===== Provided records

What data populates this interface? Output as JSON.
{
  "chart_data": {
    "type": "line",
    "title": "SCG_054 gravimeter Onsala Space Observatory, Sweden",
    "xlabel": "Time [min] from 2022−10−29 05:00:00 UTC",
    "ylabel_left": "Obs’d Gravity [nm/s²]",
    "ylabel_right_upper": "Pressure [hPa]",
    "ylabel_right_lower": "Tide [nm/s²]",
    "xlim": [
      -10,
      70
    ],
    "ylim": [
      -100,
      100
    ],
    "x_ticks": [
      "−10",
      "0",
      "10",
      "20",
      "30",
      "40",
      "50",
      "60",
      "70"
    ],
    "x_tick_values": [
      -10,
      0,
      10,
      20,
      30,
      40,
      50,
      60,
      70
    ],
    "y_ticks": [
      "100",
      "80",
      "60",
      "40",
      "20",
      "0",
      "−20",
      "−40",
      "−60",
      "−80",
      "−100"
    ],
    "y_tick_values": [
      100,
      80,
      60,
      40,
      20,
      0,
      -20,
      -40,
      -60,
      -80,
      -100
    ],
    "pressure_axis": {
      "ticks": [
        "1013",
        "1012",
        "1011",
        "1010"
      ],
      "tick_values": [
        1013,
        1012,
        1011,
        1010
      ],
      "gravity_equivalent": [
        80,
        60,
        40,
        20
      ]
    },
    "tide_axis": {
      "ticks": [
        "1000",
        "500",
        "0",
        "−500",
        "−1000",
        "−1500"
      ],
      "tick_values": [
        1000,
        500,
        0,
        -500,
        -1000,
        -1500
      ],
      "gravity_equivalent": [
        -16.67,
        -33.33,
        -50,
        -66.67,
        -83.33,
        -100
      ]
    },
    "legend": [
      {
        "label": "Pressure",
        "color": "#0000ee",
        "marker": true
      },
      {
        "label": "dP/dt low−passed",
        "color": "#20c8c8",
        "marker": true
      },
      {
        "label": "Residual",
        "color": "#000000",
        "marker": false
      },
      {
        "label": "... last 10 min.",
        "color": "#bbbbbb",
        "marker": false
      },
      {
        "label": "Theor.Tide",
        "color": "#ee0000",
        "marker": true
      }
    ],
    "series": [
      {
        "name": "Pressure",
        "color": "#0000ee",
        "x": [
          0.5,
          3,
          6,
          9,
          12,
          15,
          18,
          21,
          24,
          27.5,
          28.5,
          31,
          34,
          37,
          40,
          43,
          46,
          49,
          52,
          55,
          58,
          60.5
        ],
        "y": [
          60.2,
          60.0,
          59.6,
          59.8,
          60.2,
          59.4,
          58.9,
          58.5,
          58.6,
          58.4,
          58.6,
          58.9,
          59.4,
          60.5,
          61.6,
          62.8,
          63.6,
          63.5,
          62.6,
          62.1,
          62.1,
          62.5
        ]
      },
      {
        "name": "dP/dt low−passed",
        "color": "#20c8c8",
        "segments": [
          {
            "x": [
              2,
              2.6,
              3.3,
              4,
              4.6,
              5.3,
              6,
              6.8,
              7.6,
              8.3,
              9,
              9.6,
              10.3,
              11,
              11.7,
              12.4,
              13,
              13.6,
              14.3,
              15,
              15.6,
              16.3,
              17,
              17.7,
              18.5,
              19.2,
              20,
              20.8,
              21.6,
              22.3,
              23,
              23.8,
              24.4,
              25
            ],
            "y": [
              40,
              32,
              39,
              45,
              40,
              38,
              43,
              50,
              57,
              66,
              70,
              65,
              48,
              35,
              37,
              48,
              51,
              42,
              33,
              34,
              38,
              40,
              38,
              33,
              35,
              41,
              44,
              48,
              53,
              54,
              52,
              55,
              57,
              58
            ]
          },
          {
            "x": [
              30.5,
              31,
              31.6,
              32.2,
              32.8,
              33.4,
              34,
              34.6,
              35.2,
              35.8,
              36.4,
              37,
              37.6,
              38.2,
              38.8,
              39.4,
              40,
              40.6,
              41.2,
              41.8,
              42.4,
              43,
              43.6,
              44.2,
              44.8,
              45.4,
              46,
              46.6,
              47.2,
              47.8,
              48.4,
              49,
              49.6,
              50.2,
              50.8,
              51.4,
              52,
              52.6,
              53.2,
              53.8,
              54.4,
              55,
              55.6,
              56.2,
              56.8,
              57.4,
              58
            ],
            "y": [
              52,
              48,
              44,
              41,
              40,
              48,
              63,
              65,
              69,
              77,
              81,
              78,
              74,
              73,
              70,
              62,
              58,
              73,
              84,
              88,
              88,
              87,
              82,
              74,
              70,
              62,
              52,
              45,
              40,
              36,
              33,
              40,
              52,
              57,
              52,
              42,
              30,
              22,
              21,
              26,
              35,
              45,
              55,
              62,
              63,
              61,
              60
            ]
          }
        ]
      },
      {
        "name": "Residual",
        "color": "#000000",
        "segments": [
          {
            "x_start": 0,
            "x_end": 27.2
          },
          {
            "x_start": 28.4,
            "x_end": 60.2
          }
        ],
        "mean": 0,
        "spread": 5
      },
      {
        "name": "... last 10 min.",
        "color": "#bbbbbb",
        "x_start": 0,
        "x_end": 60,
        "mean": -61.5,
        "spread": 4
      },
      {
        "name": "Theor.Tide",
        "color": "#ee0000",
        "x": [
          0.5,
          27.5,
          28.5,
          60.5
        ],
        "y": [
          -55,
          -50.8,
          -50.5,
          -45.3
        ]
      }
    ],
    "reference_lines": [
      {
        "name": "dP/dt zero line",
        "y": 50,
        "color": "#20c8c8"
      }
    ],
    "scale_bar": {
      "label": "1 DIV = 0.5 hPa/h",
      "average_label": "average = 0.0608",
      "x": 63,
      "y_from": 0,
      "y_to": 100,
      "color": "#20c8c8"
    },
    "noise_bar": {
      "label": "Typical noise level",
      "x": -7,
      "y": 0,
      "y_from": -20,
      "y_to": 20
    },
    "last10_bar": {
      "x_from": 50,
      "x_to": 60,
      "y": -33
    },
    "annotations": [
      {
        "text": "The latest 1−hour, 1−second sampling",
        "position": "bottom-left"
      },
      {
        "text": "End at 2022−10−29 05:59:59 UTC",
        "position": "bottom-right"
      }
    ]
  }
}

==========

Where a line in the entries holds the word "text", copy that line.

        "text": "The latest 1−hour, 1−second sampling",
        "text": "End at 2022−10−29 05:59:59 UTC",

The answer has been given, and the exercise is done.